(Extracted data entries)
┄┄┄┄┄┄
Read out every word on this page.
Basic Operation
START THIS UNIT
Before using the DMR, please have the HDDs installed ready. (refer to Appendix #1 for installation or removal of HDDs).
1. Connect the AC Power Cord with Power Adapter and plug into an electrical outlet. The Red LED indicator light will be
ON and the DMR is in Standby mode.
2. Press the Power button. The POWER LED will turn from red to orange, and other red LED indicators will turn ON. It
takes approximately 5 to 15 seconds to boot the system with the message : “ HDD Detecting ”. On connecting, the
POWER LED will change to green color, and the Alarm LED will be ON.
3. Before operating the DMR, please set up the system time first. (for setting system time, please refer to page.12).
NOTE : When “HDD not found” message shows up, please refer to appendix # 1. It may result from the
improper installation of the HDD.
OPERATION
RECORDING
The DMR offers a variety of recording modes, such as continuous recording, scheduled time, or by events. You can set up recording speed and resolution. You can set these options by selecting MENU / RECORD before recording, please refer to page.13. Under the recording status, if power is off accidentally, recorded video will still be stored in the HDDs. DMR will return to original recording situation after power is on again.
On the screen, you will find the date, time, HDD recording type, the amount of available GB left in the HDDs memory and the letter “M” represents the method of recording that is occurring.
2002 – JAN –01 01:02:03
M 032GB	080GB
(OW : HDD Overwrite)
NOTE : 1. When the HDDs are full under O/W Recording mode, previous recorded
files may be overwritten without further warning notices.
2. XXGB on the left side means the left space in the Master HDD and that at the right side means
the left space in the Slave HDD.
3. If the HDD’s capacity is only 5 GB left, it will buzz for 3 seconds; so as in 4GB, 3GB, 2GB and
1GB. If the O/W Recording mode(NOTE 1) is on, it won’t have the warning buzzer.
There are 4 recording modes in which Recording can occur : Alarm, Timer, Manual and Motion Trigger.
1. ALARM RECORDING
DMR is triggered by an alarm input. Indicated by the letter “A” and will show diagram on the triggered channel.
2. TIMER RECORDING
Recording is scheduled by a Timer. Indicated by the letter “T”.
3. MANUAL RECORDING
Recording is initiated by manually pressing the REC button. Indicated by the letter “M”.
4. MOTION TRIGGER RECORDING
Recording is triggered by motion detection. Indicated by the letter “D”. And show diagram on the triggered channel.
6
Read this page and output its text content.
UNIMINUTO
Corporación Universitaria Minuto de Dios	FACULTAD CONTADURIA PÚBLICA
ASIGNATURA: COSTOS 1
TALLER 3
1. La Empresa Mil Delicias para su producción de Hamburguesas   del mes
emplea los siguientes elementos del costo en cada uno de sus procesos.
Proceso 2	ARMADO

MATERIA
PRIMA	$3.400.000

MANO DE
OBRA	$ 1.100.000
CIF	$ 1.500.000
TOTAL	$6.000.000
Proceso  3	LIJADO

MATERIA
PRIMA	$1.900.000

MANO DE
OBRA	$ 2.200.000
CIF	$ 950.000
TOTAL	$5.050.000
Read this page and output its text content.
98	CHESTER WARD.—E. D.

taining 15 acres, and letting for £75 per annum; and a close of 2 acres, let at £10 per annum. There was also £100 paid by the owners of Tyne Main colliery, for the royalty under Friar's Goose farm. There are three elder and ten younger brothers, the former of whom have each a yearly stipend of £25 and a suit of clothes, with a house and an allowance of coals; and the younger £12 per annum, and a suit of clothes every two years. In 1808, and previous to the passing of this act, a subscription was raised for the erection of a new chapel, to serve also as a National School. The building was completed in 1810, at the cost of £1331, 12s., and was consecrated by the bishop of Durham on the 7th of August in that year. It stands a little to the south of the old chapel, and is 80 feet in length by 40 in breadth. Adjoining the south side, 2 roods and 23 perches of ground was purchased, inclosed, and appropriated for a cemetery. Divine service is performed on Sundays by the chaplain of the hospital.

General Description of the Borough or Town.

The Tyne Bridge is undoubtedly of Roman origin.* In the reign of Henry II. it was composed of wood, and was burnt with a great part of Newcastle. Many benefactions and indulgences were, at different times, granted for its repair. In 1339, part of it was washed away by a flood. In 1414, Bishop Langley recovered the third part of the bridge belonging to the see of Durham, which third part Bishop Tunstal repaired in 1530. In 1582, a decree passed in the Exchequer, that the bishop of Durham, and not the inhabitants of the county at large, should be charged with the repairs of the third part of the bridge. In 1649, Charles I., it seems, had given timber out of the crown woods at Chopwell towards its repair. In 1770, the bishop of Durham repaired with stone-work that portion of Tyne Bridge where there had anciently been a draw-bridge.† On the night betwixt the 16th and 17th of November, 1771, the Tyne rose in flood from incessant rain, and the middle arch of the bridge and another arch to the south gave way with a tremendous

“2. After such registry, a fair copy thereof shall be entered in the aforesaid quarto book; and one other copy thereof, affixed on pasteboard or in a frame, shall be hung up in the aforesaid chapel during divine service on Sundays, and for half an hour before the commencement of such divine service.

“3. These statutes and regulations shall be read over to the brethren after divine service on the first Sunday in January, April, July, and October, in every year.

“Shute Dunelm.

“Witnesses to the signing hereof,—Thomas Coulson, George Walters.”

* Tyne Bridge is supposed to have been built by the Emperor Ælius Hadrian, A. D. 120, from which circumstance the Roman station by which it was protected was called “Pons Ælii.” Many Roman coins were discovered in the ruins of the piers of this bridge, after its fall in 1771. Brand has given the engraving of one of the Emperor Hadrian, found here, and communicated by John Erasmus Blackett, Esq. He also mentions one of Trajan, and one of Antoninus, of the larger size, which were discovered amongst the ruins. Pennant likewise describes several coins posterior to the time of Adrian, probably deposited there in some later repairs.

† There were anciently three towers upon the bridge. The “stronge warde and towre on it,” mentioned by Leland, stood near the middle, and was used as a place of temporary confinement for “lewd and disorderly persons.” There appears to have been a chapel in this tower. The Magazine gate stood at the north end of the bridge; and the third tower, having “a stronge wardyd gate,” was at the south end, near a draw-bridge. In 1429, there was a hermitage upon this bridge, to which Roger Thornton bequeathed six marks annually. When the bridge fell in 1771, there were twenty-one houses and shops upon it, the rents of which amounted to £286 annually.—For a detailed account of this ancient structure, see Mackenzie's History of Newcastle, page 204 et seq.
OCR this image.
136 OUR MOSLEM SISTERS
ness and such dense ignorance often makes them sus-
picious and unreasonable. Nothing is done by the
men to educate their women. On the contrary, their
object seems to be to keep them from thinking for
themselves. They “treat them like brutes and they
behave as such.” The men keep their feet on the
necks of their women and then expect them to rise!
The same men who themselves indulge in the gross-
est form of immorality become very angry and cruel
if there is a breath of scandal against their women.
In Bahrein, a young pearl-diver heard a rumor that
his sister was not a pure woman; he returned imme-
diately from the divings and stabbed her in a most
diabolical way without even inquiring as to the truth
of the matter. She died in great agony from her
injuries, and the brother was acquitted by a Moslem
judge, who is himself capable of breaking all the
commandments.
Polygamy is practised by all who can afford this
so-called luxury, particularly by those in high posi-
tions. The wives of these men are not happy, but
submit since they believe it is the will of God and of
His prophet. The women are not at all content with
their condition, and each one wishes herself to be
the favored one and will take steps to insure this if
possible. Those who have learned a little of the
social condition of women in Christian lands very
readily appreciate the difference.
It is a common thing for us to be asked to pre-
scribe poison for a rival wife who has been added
┄┄┄┄┄┄
### EXERCISE GOAL
Extract each line of the listing above, copying it word for word.

### EXERCISE ANSWER
Read out every word on this page.
Basic Operation
START THIS UNIT
Before using the DMR, please have the HDDs installed ready. (refer to Appendix #1 for installation or removal of HDDs).
1. Connect the AC Power Cord with Power Adapter and plug into an electrical outlet. The Red LED indicator light will be
ON and the DMR is in Standby mode.
2. Press the Power button. The POWER LED will turn from red to orange, and other red LED indicators will turn ON. It
takes approximately 5 to 15 seconds to boot the system with the message : “ HDD Detecting ”. On connecting, the
POWER LED will change to green color, and the Alarm LED will be ON.
3. Before operating the DMR, please set up the system time first. (for setting system time, please refer to page.12).
NOTE : When “HDD not found” message shows up, please refer to appendix # 1. It may result from the
improper installation of the HDD.
OPERATION
RECORDING
The DMR offers a variety of recording modes, such as continuous recording, scheduled time, or by events. You can set up recording speed and resolution. You can set these options by selecting MENU / RECORD before recording, please refer to page.13. Under the recording status, if power is off accidentally, recorded video will still be stored in the HDDs. DMR will return to original recording situation after power is on again.
On the screen, you will find the date, time, HDD recording type, the amount of available GB left in the HDDs memory and the letter “M” represents the method of recording that is occurring.
2002 – JAN –01 01:02:03
M 032GB	080GB
(OW : HDD Overwrite)
NOTE : 1. When the HDDs are full under O/W Recording mode, previous recorded
files may be overwritten without further warning notices.
2. XXGB on the left side means the left space in the Master HDD and that at the right side means
the left space in the Slave HDD.
3. If the HDD’s capacity is only 5 GB left, it will buzz for 3 seconds; so as in 4GB, 3GB, 2GB and
1GB. If the O/W Recording mode(NOTE 1) is on, it won’t have the warning buzzer.
There are 4 recording modes in which Recording can occur : Alarm, Timer, Manual and Motion Trigger.
1. ALARM RECORDING
DMR is triggered by an alarm input. Indicated by the letter “A” and will show diagram on the triggered channel.
2. TIMER RECORDING
Recording is scheduled by a Timer. Indicated by the letter “T”.
3. MANUAL RECORDING
Recording is initiated by manually pressing the REC button. Indicated by the letter “M”.
4. MOTION TRIGGER RECORDING
Recording is triggered by motion detection. Indicated by the letter “D”. And show diagram on the triggered channel.
6
Read this page and output its text content.
UNIMINUTO
Corporación Universitaria Minuto de Dios	FACULTAD CONTADURIA PÚBLICA
ASIGNATURA: COSTOS 1
TALLER 3
1. La Empresa Mil Delicias para su producción de Hamburguesas   del mes
emplea los siguientes elementos del costo en cada uno de sus procesos.
Proceso 2	ARMADO

MATERIA
PRIMA	$3.400.000

MANO DE
OBRA	$ 1.100.000
CIF	$ 1.500.000
TOTAL	$6.000.000
Proceso  3	LIJADO

MATERIA
PRIMA	$1.900.000

MANO DE
OBRA	$ 2.200.000
CIF	$ 950.000
TOTAL	$5.050.000
Read this page and output its text content.
98	CHESTER WARD.—E. D.

taining 15 acres, and letting for £75 per annum; and a close of 2 acres, let at £10 per annum. There was also £100 paid by the owners of Tyne Main colliery, for the royalty under Friar's Goose farm. There are three elder and ten younger brothers, the former of whom have each a yearly stipend of £25 and a suit of clothes, with a house and an allowance of coals; and the younger £12 per annum, and a suit of clothes every two years. In 1808, and previous to the passing of this act, a subscription was raised for the erection of a new chapel, to serve also as a National School. The building was completed in 1810, at the cost of £1331, 12s., and was consecrated by the bishop of Durham on the 7th of August in that year. It stands a little to the south of the old chapel, and is 80 feet in length by 40 in breadth. Adjoining the south side, 2 roods and 23 perches of ground was purchased, inclosed, and appropriated for a cemetery. Divine service is performed on Sundays by the chaplain of the hospital.

General Description of the Borough or Town.

The Tyne Bridge is undoubtedly of Roman origin.* In the reign of Henry II. it was composed of wood, and was burnt with a great part of Newcastle. Many benefactions and indulgences were, at different times, granted for its repair. In 1339, part of it was washed away by a flood. In 1414, Bishop Langley recovered the third part of the bridge belonging to the see of Durham, which third part Bishop Tunstal repaired in 1530. In 1582, a decree passed in the Exchequer, that the bishop of Durham, and not the inhabitants of the county at large, should be charged with the repairs of the third part of the bridge. In 1649, Charles I., it seems, had given timber out of the crown woods at Chopwell towards its repair. In 1770, the bishop of Durham repaired with stone-work that portion of Tyne Bridge where there had anciently been a draw-bridge.† On the night betwixt the 16th and 17th of November, 1771, the Tyne rose in flood from incessant rain, and the middle arch of the bridge and another arch to the south gave way with a tremendous

“2. After such registry, a fair copy thereof shall be entered in the aforesaid quarto book; and one other copy thereof, affixed on pasteboard or in a frame, shall be hung up in the aforesaid chapel during divine service on Sundays, and for half an hour before the commencement of such divine service.

“3. These statutes and regulations shall be read over to the brethren after divine service on the first Sunday in January, April, July, and October, in every year.

“Shute Dunelm.

“Witnesses to the signing hereof,—Thomas Coulson, George Walters.”

* Tyne Bridge is supposed to have been built by the Emperor Ælius Hadrian, A. D. 120, from which circumstance the Roman station by which it was protected was called “Pons Ælii.” Many Roman coins were discovered in the ruins of the piers of this bridge, after its fall in 1771. Brand has given the engraving of one of the Emperor Hadrian, found here, and communicated by John Erasmus Blackett, Esq. He also mentions one of Trajan, and one of Antoninus, of the larger size, which were discovered amongst the ruins. Pennant likewise describes several coins posterior to the time of Adrian, probably deposited there in some later repairs.

† There were anciently three towers upon the bridge. The “stronge warde and towre on it,” mentioned by Leland, stood near the middle, and was used as a place of temporary confinement for “lewd and disorderly persons.” There appears to have been a chapel in this tower. The Magazine gate stood at the north end of the bridge; and the third tower, having “a stronge wardyd gate,” was at the south end, near a draw-bridge. In 1429, there was a hermitage upon this bridge, to which Roger Thornton bequeathed six marks annually. When the bridge fell in 1771, there were twenty-one houses and shops upon it, the rents of which amounted to £286 annually.—For a detailed account of this ancient structure, see Mackenzie's History of Newcastle, page 204 et seq.
OCR this image.
136 OUR MOSLEM SISTERS
ness and such dense ignorance often makes them sus-
picious and unreasonable. Nothing is done by the
men to educate their women. On the contrary, their
object seems to be to keep them from thinking for
themselves. They “treat them like brutes and they
behave as such.” The men keep their feet on the
necks of their women and then expect them to rise!
The same men who themselves indulge in the gross-
est form of immorality become very angry and cruel
if there is a breath of scandal against their women.
In Bahrein, a young pearl-diver heard a rumor that
his sister was not a pure woman; he returned imme-
diately from the divings and stabbed her in a most
diabolical way without even inquiring as to the truth
of the matter. She died in great agony from her
injuries, and the brother was acquitted by a Moslem
judge, who is himself capable of breaking all the
commandments.
Polygamy is practised by all who can afford this
so-called luxury, particularly by those in high posi-
tions. The wives of these men are not happy, but
submit since they believe it is the will of God and of
His prophet. The women are not at all content with
their condition, and each one wishes herself to be
the favored one and will take steps to insure this if
possible. Those who have learned a little of the
social condition of women in Christian lands very
readily appreciate the difference.
It is a common thing for us to be asked to pre-
scribe poison for a rival wife who has been added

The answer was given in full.